**PROBLEM STATEMENT**. Exactly as given, repeat all of the entries.
--- BEGIN DATA SECTION ---
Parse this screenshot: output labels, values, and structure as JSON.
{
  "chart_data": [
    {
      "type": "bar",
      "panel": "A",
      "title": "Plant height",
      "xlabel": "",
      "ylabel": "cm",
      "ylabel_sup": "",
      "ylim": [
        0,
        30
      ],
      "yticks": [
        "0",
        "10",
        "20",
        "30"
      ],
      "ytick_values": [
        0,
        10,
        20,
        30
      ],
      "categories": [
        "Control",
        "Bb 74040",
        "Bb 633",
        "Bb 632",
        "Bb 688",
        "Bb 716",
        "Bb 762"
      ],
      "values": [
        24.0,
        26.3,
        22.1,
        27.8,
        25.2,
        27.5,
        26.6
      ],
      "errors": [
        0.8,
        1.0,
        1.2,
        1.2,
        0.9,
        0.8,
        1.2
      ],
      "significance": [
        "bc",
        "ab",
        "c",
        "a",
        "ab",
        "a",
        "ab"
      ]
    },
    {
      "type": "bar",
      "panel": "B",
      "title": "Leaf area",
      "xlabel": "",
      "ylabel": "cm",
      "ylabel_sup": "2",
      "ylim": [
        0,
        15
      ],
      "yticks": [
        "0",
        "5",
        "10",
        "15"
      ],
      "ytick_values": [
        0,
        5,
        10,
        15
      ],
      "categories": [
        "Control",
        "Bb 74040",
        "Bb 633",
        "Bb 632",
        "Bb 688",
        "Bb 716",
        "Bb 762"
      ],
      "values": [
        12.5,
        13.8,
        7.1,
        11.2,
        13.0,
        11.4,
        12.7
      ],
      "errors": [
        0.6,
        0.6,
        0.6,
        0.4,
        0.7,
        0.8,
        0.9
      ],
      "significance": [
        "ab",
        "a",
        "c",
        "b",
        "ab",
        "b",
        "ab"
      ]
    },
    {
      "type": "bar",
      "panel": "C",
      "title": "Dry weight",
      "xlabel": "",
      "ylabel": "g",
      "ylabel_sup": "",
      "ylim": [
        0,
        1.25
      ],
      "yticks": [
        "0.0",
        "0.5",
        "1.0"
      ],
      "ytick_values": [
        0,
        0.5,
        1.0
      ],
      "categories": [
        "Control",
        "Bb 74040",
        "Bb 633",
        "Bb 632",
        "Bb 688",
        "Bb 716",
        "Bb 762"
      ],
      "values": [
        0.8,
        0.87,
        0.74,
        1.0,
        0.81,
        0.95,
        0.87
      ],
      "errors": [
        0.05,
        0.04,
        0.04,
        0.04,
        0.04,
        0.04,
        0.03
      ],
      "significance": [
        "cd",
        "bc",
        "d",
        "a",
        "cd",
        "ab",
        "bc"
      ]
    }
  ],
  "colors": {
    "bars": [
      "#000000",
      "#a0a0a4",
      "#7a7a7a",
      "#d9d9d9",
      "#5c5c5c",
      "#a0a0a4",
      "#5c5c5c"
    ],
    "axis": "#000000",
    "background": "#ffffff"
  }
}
--- END DATA SECTION ---
**FINAL RESULT**.
Parse this screenshot: output labels, values, and structure as JSON.
{
  "chart_data": [
    {
      "type": "bar",
      "panel": "A",
      "title": "Plant height",
      "xlabel": "",
      "ylabel": "cm",
      "ylabel_sup": "",
      "ylim": [
        0,
        30
      ],
      "yticks": [
        "0",
        "10",
        "20",
        "30"
      ],
      "ytick_values": [
        0,
        10,
        20,
        30
      ],
      "categories": [
        "Control",
        "Bb 74040",
        "Bb 633",
        "Bb 632",
        "Bb 688",
        "Bb 716",
        "Bb 762"
      ],
      "values": [
        24.0,
        26.3,
        22.1,
        27.8,
        25.2,
        27.5,
        26.6
      ],
      "errors": [
        0.8,
        1.0,
        1.2,
        1.2,
        0.9,
        0.8,
        1.2
      ],
      "significance": [
        "bc",
        "ab",
        "c",
        "a",
        "ab",
        "a",
        "ab"
      ]
    },
    {
      "type": "bar",
      "panel": "B",
      "title": "Leaf area",
      "xlabel": "",
      "ylabel": "cm",
      "ylabel_sup": "2",
      "ylim": [
        0,
        15
      ],
      "yticks": [
        "0",
        "5",
        "10",
        "15"
      ],
      "ytick_values": [
        0,
        5,
        10,
        15
      ],
      "categories": [
        "Control",
        "Bb 74040",
        "Bb 633",
        "Bb 632",
        "Bb 688",
        "Bb 716",
        "Bb 762"
      ],
      "values": [
        12.5,
        13.8,
        7.1,
        11.2,
        13.0,
        11.4,
        12.7
      ],
      "errors": [
        0.6,
        0.6,
        0.6,
        0.4,
        0.7,
        0.8,
        0.9
      ],
      "significance": [
        "ab",
        "a",
        "c",
        "b",
        "ab",
        "b",
        "ab"
      ]
    },
    {
      "type": "bar",
      "panel": "C",
      "title": "Dry weight",
      "xlabel": "",
      "ylabel": "g",
      "ylabel_sup": "",
      "ylim": [
        0,
        1.25
      ],
      "yticks": [
        "0.0",
        "0.5",
        "1.0"
      ],
      "ytick_values": [
        0,
        0.5,
        1.0
      ],
      "categories": [
        "Control",
        "Bb 74040",
        "Bb 633",
        "Bb 632",
        "Bb 688",
        "Bb 716",
        "Bb 762"
      ],
      "values": [
        0.8,
        0.87,
        0.74,
        1.0,
        0.81,
        0.95,
        0.87
      ],
      "errors": [
        0.05,
        0.04,
        0.04,
        0.04,
        0.04,
        0.04,
        0.03
      ],
      "significance": [
        "cd",
        "bc",
        "d",
        "a",
        "cd",
        "ab",
        "bc"
      ]
    }
  ],
  "colors": {
    "bars": [
      "#000000",
      "#a0a0a4",
      "#7a7a7a",
      "#d9d9d9",
      "#5c5c5c",
      "#a0a0a4",
      "#5c5c5c"
    ],
    "axis": "#000000",
    "background": "#ffffff"
  }
}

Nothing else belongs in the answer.